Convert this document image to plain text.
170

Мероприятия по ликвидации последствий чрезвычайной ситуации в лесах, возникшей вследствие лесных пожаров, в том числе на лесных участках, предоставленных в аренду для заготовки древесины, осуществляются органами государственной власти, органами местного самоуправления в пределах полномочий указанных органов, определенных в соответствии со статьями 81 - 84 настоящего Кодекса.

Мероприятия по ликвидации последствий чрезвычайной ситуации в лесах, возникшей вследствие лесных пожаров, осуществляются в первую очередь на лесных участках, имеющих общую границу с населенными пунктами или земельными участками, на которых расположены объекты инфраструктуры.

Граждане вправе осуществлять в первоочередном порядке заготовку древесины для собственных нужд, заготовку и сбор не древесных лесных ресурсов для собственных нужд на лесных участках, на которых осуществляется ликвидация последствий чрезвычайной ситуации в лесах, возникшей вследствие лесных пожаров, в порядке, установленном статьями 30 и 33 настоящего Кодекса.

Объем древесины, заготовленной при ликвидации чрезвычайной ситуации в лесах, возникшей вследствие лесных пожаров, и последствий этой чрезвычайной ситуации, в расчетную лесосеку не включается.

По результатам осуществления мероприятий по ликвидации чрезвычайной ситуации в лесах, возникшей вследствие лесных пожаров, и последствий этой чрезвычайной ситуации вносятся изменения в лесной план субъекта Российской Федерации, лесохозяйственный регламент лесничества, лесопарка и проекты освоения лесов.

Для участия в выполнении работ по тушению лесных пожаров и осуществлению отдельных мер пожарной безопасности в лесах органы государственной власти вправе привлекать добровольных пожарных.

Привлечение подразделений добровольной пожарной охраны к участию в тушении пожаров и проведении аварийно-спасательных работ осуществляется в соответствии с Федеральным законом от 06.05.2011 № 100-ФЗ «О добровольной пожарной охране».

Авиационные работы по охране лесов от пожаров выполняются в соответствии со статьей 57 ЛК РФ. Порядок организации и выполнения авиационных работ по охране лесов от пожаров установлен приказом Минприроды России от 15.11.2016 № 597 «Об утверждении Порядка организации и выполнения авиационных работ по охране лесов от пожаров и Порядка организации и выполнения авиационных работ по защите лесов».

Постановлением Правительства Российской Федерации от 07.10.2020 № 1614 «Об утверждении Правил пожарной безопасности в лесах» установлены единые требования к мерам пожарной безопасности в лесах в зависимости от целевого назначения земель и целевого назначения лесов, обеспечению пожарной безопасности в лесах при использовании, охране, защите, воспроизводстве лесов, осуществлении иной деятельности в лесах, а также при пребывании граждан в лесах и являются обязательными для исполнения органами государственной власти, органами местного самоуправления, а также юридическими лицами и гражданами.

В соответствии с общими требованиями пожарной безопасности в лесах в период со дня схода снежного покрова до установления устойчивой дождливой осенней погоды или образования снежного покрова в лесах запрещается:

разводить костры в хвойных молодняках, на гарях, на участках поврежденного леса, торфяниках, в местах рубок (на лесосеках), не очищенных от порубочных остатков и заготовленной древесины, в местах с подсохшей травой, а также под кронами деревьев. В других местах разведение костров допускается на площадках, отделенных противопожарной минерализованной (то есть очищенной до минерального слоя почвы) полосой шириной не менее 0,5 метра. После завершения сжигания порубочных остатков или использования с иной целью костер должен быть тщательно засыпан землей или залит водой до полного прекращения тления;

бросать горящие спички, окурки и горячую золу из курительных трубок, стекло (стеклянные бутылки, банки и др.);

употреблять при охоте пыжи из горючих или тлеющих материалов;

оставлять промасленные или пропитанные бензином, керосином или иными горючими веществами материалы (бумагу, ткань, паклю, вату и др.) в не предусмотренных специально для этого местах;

▬▬▬

> **PROBLEM STATEMENT**
From the listing above, copy every line that holds the string "Мероприятия".

> **TASK RESPONSE**
Мероприятия по ликвидации последствий чрезвычайной ситуации в лесах, возникшей вследствие лесных пожаров, в том числе на лесных участках, предоставленных в аренду для заготовки древесины, осуществляются органами государственной власти, органами местного самоуправления в пределах полномочий указанных органов, определенных в соответствии со статьями 81 - 84 настоящего Кодекса.
Мероприятия по ликвидации последствий чрезвычайной ситуации в лесах, возникшей вследствие лесных пожаров, осуществляются в первую очередь на лесных участках, имеющих общую границу с населенными пунктами или земельными участками, на которых расположены объекты инфраструктуры.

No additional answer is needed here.